● Job
Retype the records below word for word and omit any image.

● Stored entries
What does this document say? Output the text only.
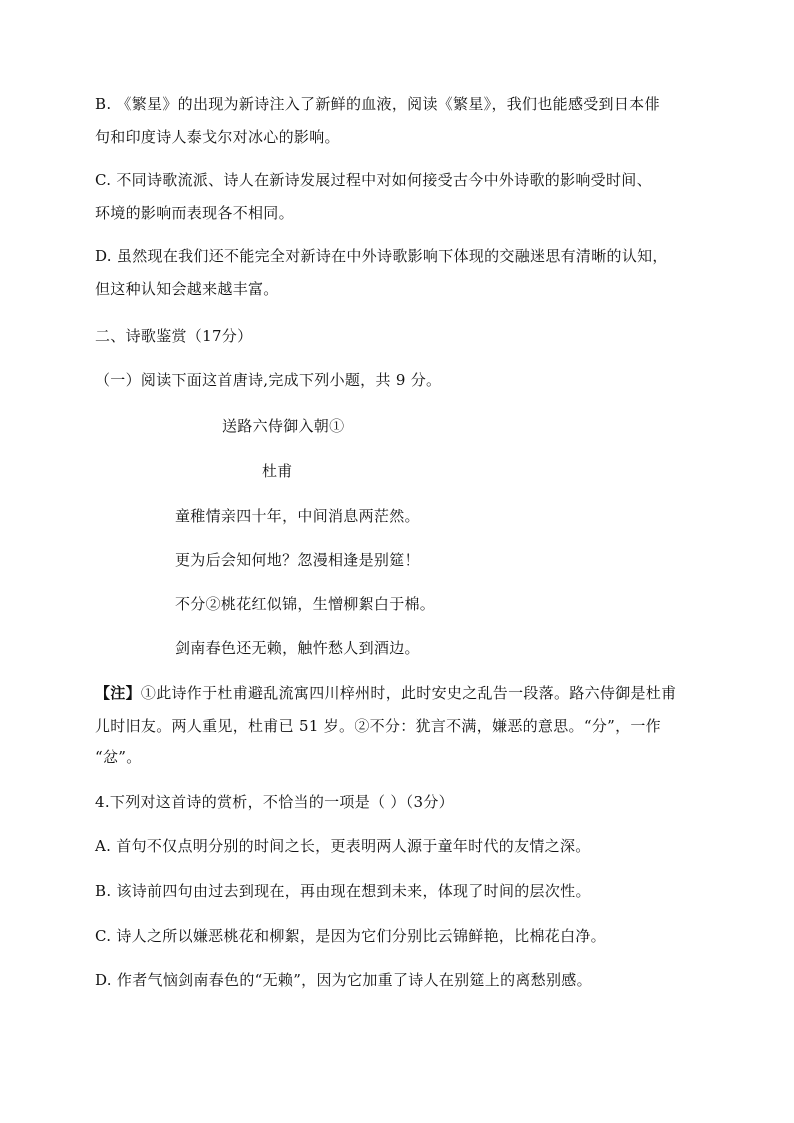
B. 《繁星》的出现为新诗注入了新鲜的血液，阅读《繁星》，我们也能感受到日本俳
句和印度诗人泰戈尔对冰心的影响。
C. 不同诗歌流派、诗人在新诗发展过程中对如何接受古今中外诗歌的影响受时间、
环境的影响而表现各不相同。
D. 虽然现在我们还不能完全对新诗在中外诗歌影响下体现的交融迷思有清晰的认知，
但这种认知会越来越丰富。
二、诗歌鉴赏（17分）
（一）阅读下面这首唐诗,完成下列小题，共 9 分。
送路六侍御入朝①
杜甫
童稚情亲四十年，中间消息两茫然。
更为后会知何地？忽漫相逢是别筵！
不分②桃花红似锦，生憎柳絮白于棉。
剑南春色还无赖，触忤愁人到酒边。
【注】①此诗作于杜甫避乱流寓四川梓州时，此时安史之乱告一段落。路六侍御是杜甫
儿时旧友。两人重见，杜甫已 51 岁。②不分：犹言不满，嫌恶的意思。“分”，一作
“忿”。
4.下列对这首诗的赏析，不恰当的一项是（ ）（3分）
A. 首句不仅点明分别的时间之长，更表明两人源于童年时代的友情之深。
B. 该诗前四句由过去到现在，再由现在想到未来，体现了时间的层次性。
C. 诗人之所以嫌恶桃花和柳絮，是因为它们分别比云锦鲜艳，比棉花白净。
D. 作者气恼剑南春色的“无赖”，因为它加重了诗人在别筵上的离愁别感。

● Answer in full
What does this document say? Output the text only.
B. 《繁星》的出现为新诗注入了新鲜的血液，阅读《繁星》，我们也能感受到日本俳
句和印度诗人泰戈尔对冰心的影响。
C. 不同诗歌流派、诗人在新诗发展过程中对如何接受古今中外诗歌的影响受时间、
环境的影响而表现各不相同。
D. 虽然现在我们还不能完全对新诗在中外诗歌影响下体现的交融迷思有清晰的认知，
但这种认知会越来越丰富。
二、诗歌鉴赏（17分）
（一）阅读下面这首唐诗,完成下列小题，共 9 分。
送路六侍御入朝①
杜甫
童稚情亲四十年，中间消息两茫然。
更为后会知何地？忽漫相逢是别筵！
不分②桃花红似锦，生憎柳絮白于棉。
剑南春色还无赖，触忤愁人到酒边。
【注】①此诗作于杜甫避乱流寓四川梓州时，此时安史之乱告一段落。路六侍御是杜甫
儿时旧友。两人重见，杜甫已 51 岁。②不分：犹言不满，嫌恶的意思。“分”，一作
“忿”。
4.下列对这首诗的赏析，不恰当的一项是（ ）（3分）
A. 首句不仅点明分别的时间之长，更表明两人源于童年时代的友情之深。
B. 该诗前四句由过去到现在，再由现在想到未来，体现了时间的层次性。
C. 诗人之所以嫌恶桃花和柳絮，是因为它们分别比云锦鲜艳，比棉花白净。
D. 作者气恼剑南春色的“无赖”，因为它加重了诗人在别筵上的离愁别感。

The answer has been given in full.